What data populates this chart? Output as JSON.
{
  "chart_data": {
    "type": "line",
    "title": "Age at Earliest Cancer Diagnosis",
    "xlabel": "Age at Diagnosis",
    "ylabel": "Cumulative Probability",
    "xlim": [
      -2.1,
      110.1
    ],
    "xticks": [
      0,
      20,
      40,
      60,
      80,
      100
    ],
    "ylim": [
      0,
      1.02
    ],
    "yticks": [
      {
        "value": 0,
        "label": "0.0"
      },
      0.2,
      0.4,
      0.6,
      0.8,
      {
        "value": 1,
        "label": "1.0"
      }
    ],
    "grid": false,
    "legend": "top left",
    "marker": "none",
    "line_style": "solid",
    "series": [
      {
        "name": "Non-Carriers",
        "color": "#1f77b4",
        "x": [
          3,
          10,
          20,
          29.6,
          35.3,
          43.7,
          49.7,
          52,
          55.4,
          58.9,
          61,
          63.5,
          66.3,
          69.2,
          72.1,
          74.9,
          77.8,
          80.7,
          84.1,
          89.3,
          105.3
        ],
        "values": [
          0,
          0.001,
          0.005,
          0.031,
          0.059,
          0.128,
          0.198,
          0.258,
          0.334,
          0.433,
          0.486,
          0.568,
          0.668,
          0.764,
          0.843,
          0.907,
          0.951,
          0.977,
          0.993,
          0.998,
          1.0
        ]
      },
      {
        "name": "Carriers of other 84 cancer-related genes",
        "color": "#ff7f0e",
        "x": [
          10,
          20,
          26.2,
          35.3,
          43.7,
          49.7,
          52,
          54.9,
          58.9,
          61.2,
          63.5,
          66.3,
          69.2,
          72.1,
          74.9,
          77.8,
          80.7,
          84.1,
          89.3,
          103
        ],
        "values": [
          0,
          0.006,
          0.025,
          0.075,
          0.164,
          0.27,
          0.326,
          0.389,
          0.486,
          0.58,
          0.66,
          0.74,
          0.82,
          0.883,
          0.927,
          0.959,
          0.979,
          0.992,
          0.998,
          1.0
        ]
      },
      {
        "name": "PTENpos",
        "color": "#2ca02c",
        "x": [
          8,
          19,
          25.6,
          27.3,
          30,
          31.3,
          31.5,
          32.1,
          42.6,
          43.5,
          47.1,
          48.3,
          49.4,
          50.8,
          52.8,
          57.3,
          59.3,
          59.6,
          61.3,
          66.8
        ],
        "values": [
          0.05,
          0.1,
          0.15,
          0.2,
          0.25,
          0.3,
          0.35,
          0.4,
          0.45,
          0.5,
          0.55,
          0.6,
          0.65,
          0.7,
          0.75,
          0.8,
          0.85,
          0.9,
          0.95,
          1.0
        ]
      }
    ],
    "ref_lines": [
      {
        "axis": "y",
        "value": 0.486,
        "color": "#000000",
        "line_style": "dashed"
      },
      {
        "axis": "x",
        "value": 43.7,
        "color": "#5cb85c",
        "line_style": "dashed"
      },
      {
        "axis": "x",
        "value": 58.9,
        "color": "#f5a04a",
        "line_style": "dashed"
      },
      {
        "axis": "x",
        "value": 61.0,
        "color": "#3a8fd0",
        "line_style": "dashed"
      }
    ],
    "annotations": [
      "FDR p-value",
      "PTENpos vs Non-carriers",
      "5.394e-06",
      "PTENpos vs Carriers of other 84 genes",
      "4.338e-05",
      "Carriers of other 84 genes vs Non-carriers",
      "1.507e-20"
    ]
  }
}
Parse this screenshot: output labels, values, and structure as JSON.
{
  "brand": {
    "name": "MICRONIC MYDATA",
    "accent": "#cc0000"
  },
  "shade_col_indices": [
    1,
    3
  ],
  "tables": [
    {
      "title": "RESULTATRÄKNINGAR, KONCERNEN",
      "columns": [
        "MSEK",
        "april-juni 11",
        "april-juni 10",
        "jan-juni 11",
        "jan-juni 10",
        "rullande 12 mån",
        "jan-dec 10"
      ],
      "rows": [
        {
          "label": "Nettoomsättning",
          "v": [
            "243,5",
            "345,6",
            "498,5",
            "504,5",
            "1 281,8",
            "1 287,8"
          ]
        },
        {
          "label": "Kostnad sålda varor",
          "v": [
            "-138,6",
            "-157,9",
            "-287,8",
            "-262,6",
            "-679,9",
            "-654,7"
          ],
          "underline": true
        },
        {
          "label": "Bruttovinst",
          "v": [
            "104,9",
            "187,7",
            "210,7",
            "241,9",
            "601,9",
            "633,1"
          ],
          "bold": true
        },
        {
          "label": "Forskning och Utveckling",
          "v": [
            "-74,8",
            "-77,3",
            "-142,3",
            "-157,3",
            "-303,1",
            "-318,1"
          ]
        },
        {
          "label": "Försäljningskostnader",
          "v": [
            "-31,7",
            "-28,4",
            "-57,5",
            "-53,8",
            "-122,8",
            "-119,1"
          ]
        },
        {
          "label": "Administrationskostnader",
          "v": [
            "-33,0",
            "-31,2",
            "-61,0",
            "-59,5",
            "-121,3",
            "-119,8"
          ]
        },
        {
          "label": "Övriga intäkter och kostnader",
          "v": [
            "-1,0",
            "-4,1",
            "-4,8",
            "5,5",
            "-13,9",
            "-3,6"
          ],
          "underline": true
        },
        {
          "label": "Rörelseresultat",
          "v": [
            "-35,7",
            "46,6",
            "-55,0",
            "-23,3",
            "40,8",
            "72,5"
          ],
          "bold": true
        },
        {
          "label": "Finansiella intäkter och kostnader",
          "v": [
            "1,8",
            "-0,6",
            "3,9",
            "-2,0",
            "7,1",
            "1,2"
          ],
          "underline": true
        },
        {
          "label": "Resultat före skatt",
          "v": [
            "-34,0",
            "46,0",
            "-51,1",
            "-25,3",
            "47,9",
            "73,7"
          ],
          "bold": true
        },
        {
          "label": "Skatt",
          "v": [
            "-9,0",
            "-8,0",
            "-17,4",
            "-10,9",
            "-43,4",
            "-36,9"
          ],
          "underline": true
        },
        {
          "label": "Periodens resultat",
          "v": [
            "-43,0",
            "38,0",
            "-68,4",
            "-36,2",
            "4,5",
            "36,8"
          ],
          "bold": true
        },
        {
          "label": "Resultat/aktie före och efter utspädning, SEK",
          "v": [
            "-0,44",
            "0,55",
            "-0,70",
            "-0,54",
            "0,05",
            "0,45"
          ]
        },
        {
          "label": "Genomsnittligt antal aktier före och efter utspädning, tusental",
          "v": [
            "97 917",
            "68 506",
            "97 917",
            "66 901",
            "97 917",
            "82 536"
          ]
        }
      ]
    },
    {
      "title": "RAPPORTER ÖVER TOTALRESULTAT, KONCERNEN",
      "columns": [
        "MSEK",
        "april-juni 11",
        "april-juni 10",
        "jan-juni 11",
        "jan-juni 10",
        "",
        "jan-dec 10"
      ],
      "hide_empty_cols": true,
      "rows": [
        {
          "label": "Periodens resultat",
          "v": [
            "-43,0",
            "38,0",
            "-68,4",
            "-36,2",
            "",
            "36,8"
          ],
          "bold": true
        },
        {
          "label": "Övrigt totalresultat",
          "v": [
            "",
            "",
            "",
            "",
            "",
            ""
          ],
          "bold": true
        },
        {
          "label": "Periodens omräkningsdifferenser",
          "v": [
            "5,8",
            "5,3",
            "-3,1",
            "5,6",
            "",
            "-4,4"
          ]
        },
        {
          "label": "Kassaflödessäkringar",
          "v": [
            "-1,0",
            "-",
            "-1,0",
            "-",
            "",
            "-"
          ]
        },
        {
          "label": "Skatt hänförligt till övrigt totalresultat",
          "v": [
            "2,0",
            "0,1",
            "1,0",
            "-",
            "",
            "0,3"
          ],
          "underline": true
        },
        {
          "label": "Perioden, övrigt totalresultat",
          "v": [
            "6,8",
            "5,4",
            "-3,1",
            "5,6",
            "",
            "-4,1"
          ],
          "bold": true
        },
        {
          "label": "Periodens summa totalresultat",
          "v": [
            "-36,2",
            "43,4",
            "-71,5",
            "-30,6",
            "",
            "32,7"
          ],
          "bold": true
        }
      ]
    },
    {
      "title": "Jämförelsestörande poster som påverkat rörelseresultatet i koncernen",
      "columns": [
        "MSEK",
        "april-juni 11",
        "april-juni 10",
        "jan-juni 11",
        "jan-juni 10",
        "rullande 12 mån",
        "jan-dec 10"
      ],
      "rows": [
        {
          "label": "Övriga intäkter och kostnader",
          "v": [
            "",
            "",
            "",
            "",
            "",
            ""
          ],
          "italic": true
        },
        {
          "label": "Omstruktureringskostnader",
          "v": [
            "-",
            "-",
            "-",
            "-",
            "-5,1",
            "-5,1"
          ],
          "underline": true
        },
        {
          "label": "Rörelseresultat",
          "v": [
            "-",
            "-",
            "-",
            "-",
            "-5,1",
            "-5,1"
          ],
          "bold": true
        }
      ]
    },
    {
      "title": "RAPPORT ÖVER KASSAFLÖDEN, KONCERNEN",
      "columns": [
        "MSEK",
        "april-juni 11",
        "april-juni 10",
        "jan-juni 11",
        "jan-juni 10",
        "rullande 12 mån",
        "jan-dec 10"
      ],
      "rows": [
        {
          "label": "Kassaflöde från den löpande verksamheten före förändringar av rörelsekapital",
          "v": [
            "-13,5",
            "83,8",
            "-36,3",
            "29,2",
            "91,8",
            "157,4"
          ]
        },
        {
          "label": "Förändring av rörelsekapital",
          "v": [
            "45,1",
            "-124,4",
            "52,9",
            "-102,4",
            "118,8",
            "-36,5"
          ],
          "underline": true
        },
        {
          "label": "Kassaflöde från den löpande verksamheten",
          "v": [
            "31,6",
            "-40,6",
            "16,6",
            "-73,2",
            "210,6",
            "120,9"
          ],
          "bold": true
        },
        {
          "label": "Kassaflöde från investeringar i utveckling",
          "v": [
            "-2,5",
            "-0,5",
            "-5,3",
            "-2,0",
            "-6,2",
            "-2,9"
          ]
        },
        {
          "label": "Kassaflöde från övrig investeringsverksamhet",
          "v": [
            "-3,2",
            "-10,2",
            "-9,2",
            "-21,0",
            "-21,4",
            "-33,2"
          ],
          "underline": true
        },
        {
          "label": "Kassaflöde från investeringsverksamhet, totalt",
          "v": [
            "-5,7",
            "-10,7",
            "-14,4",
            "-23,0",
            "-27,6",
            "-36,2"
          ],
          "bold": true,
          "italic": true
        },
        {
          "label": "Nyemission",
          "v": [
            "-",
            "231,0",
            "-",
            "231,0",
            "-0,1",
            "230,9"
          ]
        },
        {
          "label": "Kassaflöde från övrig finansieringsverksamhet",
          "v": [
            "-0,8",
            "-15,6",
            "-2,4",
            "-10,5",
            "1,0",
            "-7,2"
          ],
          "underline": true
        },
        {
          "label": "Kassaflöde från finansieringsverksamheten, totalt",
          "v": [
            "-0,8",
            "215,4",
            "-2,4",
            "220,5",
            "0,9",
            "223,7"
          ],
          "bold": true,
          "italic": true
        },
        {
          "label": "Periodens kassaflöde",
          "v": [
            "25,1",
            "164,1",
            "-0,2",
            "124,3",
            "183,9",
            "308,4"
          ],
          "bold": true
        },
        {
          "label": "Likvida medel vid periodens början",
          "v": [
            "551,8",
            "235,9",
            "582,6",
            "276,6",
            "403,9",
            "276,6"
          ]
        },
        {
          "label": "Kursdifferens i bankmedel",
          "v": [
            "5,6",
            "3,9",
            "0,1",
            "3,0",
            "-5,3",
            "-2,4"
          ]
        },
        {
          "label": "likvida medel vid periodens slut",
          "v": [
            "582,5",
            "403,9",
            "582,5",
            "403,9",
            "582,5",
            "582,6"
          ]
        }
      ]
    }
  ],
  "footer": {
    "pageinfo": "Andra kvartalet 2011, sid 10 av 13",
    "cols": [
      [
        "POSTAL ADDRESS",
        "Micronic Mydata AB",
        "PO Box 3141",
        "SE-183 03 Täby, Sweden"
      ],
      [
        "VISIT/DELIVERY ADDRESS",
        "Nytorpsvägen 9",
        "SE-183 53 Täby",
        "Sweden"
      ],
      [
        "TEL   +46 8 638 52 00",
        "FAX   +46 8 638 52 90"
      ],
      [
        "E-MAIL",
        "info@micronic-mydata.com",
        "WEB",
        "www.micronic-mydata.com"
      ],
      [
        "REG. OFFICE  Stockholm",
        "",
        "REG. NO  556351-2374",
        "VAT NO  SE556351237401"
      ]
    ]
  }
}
........
### Problem
Return all lines from the material that contain "Diagnosis".

### Solution
    "title": "Age at Earliest Cancer Diagnosis",
    "xlabel": "Age at Diagnosis",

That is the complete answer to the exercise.